> DIRECTION:
Quote the entries word for word. Omit the pictures.

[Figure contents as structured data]
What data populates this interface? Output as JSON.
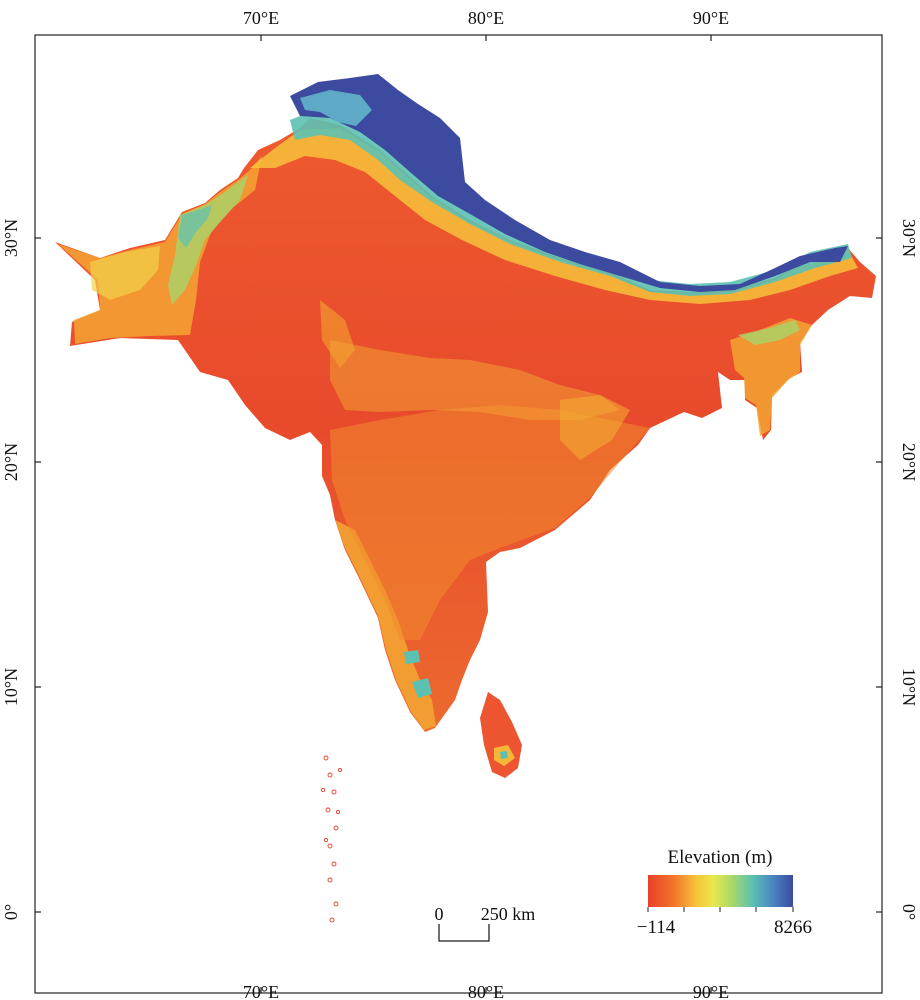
{
  "map": {
    "region": "South Asia",
    "top_axis_labels": [
      "70°E",
      "80°E",
      "90°E"
    ],
    "bottom_axis_labels": [
      "70°E",
      "80°E",
      "90°E"
    ],
    "left_axis_labels": [
      "30°N",
      "20°N",
      "10°N",
      "0°"
    ],
    "right_axis_labels": [
      "30°N",
      "20°N",
      "10°N",
      "0°"
    ]
  },
  "legend": {
    "title": "Elevation (m)",
    "min_label": "−114",
    "max_label": "8266",
    "colors": [
      "#e8402a",
      "#f2762b",
      "#f7c23a",
      "#e8e84a",
      "#a9d86a",
      "#5cc1b2",
      "#4a86c2",
      "#3c4aa0"
    ]
  },
  "scale_bar": {
    "zero_label": "0",
    "distance_label": "250 km"
  },
  "colors": {
    "lowland": "#e8452c",
    "upland": "#f0842d",
    "hills": "#f5c640",
    "mountains": "#5cc1b2",
    "high_peaks": "#3c4aa0"
  }
}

> ANSWER FOR THE TASK:
What data populates this interface? Output as JSON.
{
  "map": {
    "region": "South Asia",
    "top_axis_labels": [
      "70°E",
      "80°E",
      "90°E"
    ],
    "bottom_axis_labels": [
      "70°E",
      "80°E",
      "90°E"
    ],
    "left_axis_labels": [
      "30°N",
      "20°N",
      "10°N",
      "0°"
    ],
    "right_axis_labels": [
      "30°N",
      "20°N",
      "10°N",
      "0°"
    ]
  },
  "legend": {
    "title": "Elevation (m)",
    "min_label": "−114",
    "max_label": "8266",
    "colors": [
      "#e8402a",
      "#f2762b",
      "#f7c23a",
      "#e8e84a",
      "#a9d86a",
      "#5cc1b2",
      "#4a86c2",
      "#3c4aa0"
    ]
  },
  "scale_bar": {
    "zero_label": "0",
    "distance_label": "250 km"
  },
  "colors": {
    "lowland": "#e8452c",
    "upland": "#f0842d",
    "hills": "#f5c640",
    "mountains": "#5cc1b2",
    "high_peaks": "#3c4aa0"
  }
}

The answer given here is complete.